**Data**
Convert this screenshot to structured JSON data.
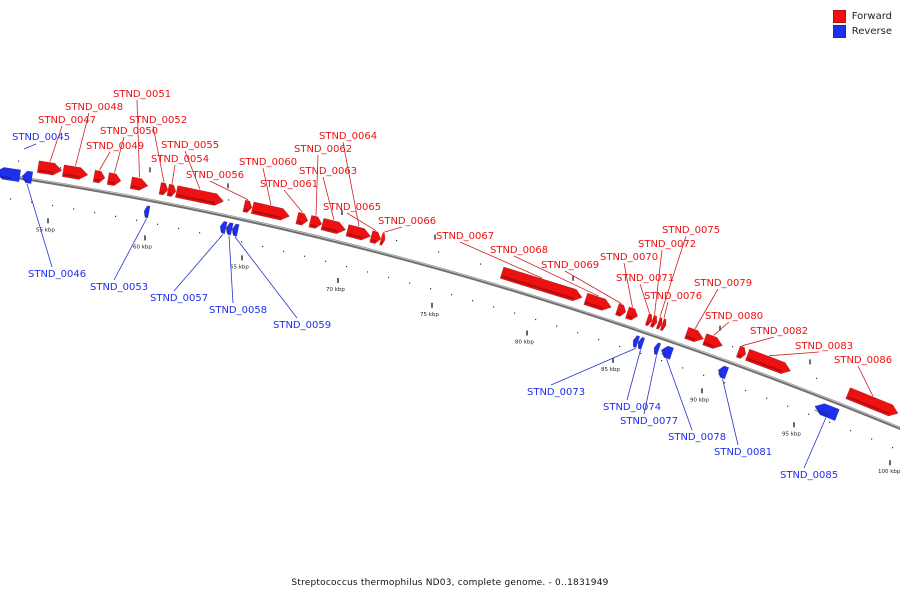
{
  "colors": {
    "forward": "#ee1111",
    "reverse": "#1f2fee",
    "backbone": "#8a8a8a",
    "leader_fwd": "#cc2222",
    "leader_rev": "#2233cc"
  },
  "legend": [
    {
      "label": "Forward",
      "color": "#ee1111"
    },
    {
      "label": "Reverse",
      "color": "#1f2fee"
    }
  ],
  "caption": "Streptococcus thermophilus ND03, complete genome. - 0..1831949",
  "ticks": [
    "55 kbp",
    "60 kbp",
    "65 kbp",
    "70 kbp",
    "75 kbp",
    "80 kbp",
    "85 kbp",
    "90 kbp",
    "95 kbp",
    "100 kbp"
  ],
  "genes_forward": [
    "STND_0047",
    "STND_0048",
    "STND_0049",
    "STND_0050",
    "STND_0051",
    "STND_0052",
    "STND_0054",
    "STND_0055",
    "STND_0056",
    "STND_0060",
    "STND_0061",
    "STND_0062",
    "STND_0063",
    "STND_0064",
    "STND_0065",
    "STND_0066",
    "STND_0067",
    "STND_0068",
    "STND_0069",
    "STND_0070",
    "STND_0071",
    "STND_0072",
    "STND_0075",
    "STND_0076",
    "STND_0079",
    "STND_0080",
    "STND_0082",
    "STND_0083",
    "STND_0086"
  ],
  "genes_reverse": [
    "STND_0045",
    "STND_0046",
    "STND_0053",
    "STND_0057",
    "STND_0058",
    "STND_0059",
    "STND_0073",
    "STND_0074",
    "STND_0077",
    "STND_0078",
    "STND_0081",
    "STND_0085"
  ]
}
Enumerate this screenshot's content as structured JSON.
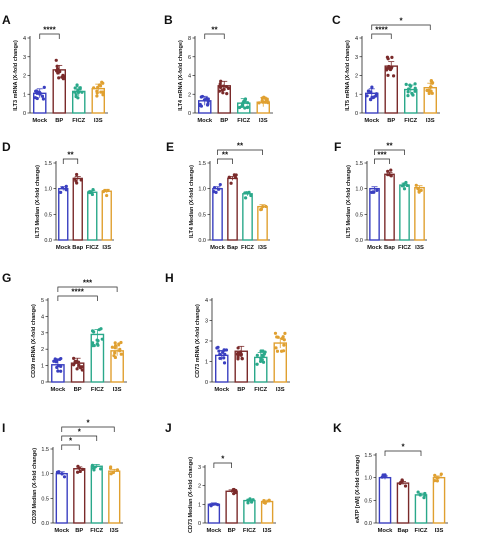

**Task prompt**
Go through the data and copy every line that includes "screenshot".

**Written response**
Convert this screenshot to structured JSON data.
Enumerate this screenshot's content as structured JSON.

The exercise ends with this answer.